What follows is a listing. Return every line of it exactly.

───── Material to process ─────

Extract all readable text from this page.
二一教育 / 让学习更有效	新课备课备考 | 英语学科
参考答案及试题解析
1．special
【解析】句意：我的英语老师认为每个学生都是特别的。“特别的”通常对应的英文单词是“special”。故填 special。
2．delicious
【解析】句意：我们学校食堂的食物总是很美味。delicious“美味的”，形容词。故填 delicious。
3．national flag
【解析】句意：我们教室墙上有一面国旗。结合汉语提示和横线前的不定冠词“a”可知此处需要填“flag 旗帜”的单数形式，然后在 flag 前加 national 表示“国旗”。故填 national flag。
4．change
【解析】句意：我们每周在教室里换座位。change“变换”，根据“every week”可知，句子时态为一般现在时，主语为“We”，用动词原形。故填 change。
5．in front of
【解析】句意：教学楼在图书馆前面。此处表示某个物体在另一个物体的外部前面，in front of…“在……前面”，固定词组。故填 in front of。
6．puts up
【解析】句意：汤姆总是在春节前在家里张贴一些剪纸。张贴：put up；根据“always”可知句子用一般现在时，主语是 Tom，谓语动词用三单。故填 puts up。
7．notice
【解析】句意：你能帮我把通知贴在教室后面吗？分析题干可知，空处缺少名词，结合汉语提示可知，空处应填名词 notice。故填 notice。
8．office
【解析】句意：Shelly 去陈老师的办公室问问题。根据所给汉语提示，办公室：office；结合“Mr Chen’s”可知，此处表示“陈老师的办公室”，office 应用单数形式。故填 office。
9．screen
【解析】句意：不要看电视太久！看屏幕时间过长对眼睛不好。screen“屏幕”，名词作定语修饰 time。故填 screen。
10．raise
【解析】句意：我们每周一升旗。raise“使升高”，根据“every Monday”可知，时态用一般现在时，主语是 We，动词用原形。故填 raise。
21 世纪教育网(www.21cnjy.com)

─────

- _Written answer_
Extract all readable text from this page.
二一教育 / 让学习更有效	新课备课备考 | 英语学科
参考答案及试题解析
1．special
【解析】句意：我的英语老师认为每个学生都是特别的。“特别的”通常对应的英文单词是“special”。故填 special。
2．delicious
【解析】句意：我们学校食堂的食物总是很美味。delicious“美味的”，形容词。故填 delicious。
3．national flag
【解析】句意：我们教室墙上有一面国旗。结合汉语提示和横线前的不定冠词“a”可知此处需要填“flag 旗帜”的单数形式，然后在 flag 前加 national 表示“国旗”。故填 national flag。
4．change
【解析】句意：我们每周在教室里换座位。change“变换”，根据“every week”可知，句子时态为一般现在时，主语为“We”，用动词原形。故填 change。
5．in front of
【解析】句意：教学楼在图书馆前面。此处表示某个物体在另一个物体的外部前面，in front of…“在……前面”，固定词组。故填 in front of。
6．puts up
【解析】句意：汤姆总是在春节前在家里张贴一些剪纸。张贴：put up；根据“always”可知句子用一般现在时，主语是 Tom，谓语动词用三单。故填 puts up。
7．notice
【解析】句意：你能帮我把通知贴在教室后面吗？分析题干可知，空处缺少名词，结合汉语提示可知，空处应填名词 notice。故填 notice。
8．office
【解析】句意：Shelly 去陈老师的办公室问问题。根据所给汉语提示，办公室：office；结合“Mr Chen’s”可知，此处表示“陈老师的办公室”，office 应用单数形式。故填 office。
9．screen
【解析】句意：不要看电视太久！看屏幕时间过长对眼睛不好。screen“屏幕”，名词作定语修饰 time。故填 screen。
10．raise
【解析】句意：我们每周一升旗。raise“使升高”，根据“every Monday”可知，时态用一般现在时，主语是 We，动词用原形。故填 raise。
21 世纪教育网(www.21cnjy.com)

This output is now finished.